**Records to process**
-----
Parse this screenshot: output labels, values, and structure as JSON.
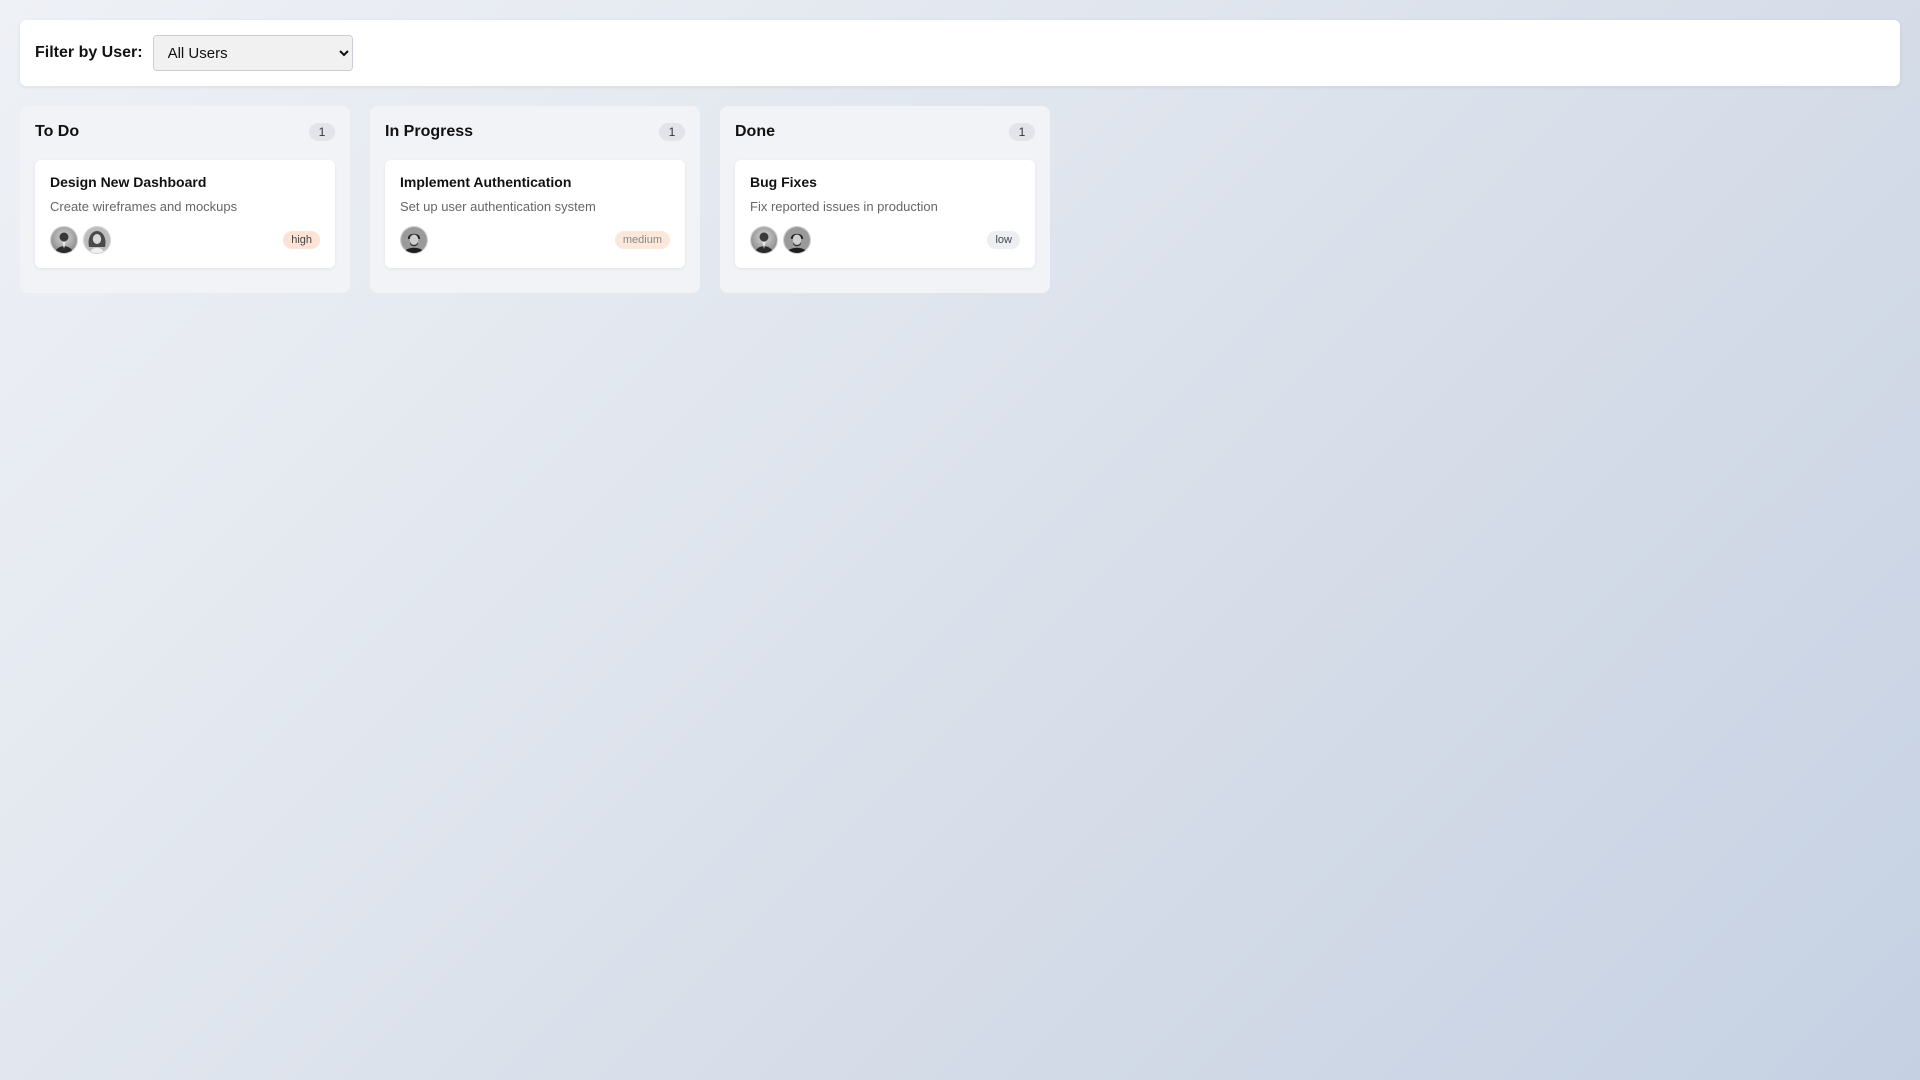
{
  "filter": {
    "label": "Filter by User:",
    "selected": "All Users",
    "options": [
      "All Users"
    ]
  },
  "columns": [
    {
      "title": "To Do",
      "count": "1",
      "card": {
        "title": "Design New Dashboard",
        "description": "Create wireframes and mockups",
        "priority": "high",
        "avatars": [
          "user-avatar-1",
          "user-avatar-2"
        ]
      }
    },
    {
      "title": "In Progress",
      "count": "1",
      "card": {
        "title": "Implement Authentication",
        "description": "Set up user authentication system",
        "priority": "medium",
        "avatars": [
          "user-avatar-3"
        ]
      }
    },
    {
      "title": "Done",
      "count": "1",
      "card": {
        "title": "Bug Fixes",
        "description": "Fix reported issues in production",
        "priority": "low",
        "avatars": [
          "user-avatar-1",
          "user-avatar-3"
        ]
      }
    }
  ],
  "colors": {
    "badge_high": "#fce3d5",
    "badge_medium": "#fce8db",
    "badge_low": "#eceef2"
  }
}
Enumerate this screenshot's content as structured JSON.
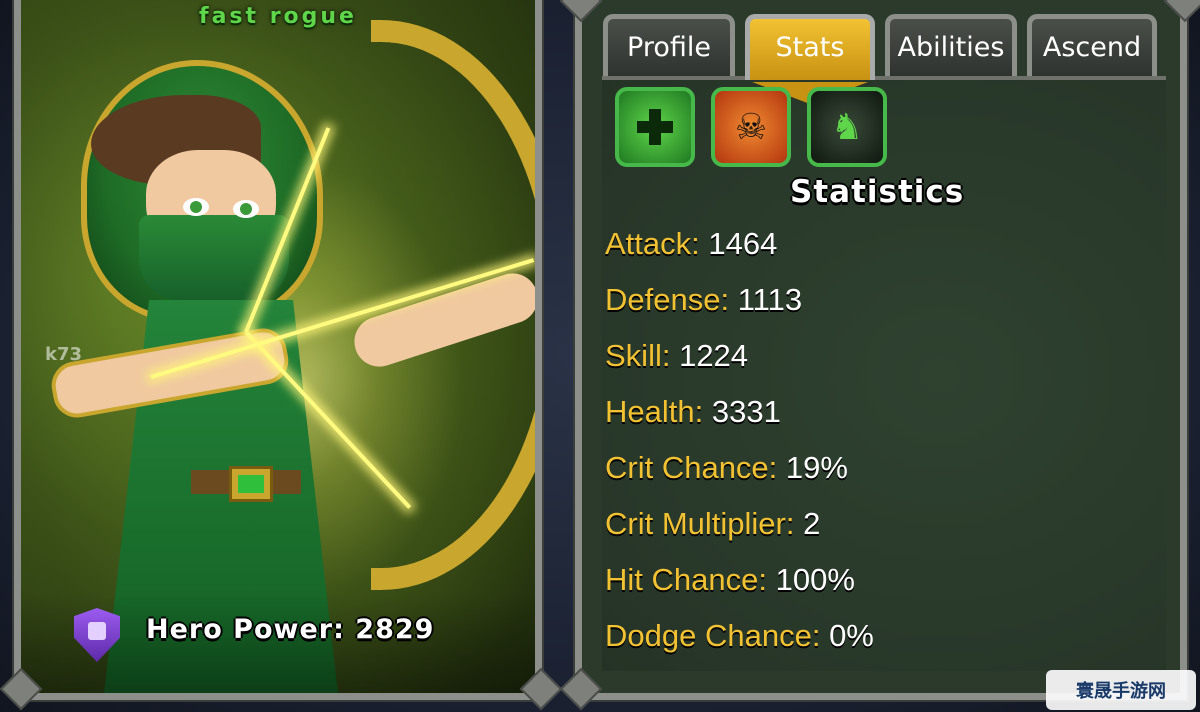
{
  "hero": {
    "name": "fast rogue",
    "power_label": "Hero Power:",
    "power_value": "2829",
    "watermark": "k73"
  },
  "tabs": [
    {
      "label": "Profile",
      "active": false
    },
    {
      "label": "Stats",
      "active": true
    },
    {
      "label": "Abilities",
      "active": false
    },
    {
      "label": "Ascend",
      "active": false
    }
  ],
  "ability_icons": [
    {
      "name": "heal-ability-icon"
    },
    {
      "name": "fire-ability-icon"
    },
    {
      "name": "shadow-ability-icon"
    }
  ],
  "statistics": {
    "title": "Statistics",
    "items": [
      {
        "label": "Attack:",
        "value": "1464"
      },
      {
        "label": "Defense:",
        "value": "1113"
      },
      {
        "label": "Skill:",
        "value": "1224"
      },
      {
        "label": "Health:",
        "value": "3331"
      },
      {
        "label": "Crit Chance:",
        "value": "19%"
      },
      {
        "label": "Crit Multiplier:",
        "value": "2"
      },
      {
        "label": "Hit Chance:",
        "value": "100%"
      },
      {
        "label": "Dodge Chance:",
        "value": "0%"
      }
    ]
  },
  "colors": {
    "label_gold": "#f2c233",
    "value_white": "#ffffff",
    "name_green": "#5fd54a"
  },
  "site_logo": "寰晟手游网"
}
-----
**Written exercise**
Give back the whole listing as it stands, minus its pictures.

**Result**
Parse this screenshot: output labels, values, and structure as JSON.
{
  "filter": {
    "label": "Filter by User:",
    "selected": "All Users",
    "options": [
      "All Users"
    ]
  },
  "columns": [
    {
      "title": "To Do",
      "count": "1",
      "card": {
        "title": "Design New Dashboard",
        "description": "Create wireframes and mockups",
        "priority": "high",
        "avatars": [
          "user-avatar-1",
          "user-avatar-2"
        ]
      }
    },
    {
      "title": "In Progress",
      "count": "1",
      "card": {
        "title": "Implement Authentication",
        "description": "Set up user authentication system",
        "priority": "medium",
        "avatars": [
          "user-avatar-3"
        ]
      }
    },
    {
      "title": "Done",
      "count": "1",
      "card": {
        "title": "Bug Fixes",
        "description": "Fix reported issues in production",
        "priority": "low",
        "avatars": [
          "user-avatar-1",
          "user-avatar-3"
        ]
      }
    }
  ],
  "colors": {
    "badge_high": "#fce3d5",
    "badge_medium": "#fce8db",
    "badge_low": "#eceef2"
  }
}
Enumerate this screenshot's content as structured JSON.
{
  "hero": {
    "name": "fast rogue",
    "power_label": "Hero Power:",
    "power_value": "2829",
    "watermark": "k73"
  },
  "tabs": [
    {
      "label": "Profile",
      "active": false
    },
    {
      "label": "Stats",
      "active": true
    },
    {
      "label": "Abilities",
      "active": false
    },
    {
      "label": "Ascend",
      "active": false
    }
  ],
  "ability_icons": [
    {
      "name": "heal-ability-icon"
    },
    {
      "name": "fire-ability-icon"
    },
    {
      "name": "shadow-ability-icon"
    }
  ],
  "statistics": {
    "title": "Statistics",
    "items": [
      {
        "label": "Attack:",
        "value": "1464"
      },
      {
        "label": "Defense:",
        "value": "1113"
      },
      {
        "label": "Skill:",
        "value": "1224"
      },
      {
        "label": "Health:",
        "value": "3331"
      },
      {
        "label": "Crit Chance:",
        "value": "19%"
      },
      {
        "label": "Crit Multiplier:",
        "value": "2"
      },
      {
        "label": "Hit Chance:",
        "value": "100%"
      },
      {
        "label": "Dodge Chance:",
        "value": "0%"
      }
    ]
  },
  "colors": {
    "label_gold": "#f2c233",
    "value_white": "#ffffff",
    "name_green": "#5fd54a"
  },
  "site_logo": "寰晟手游网"
}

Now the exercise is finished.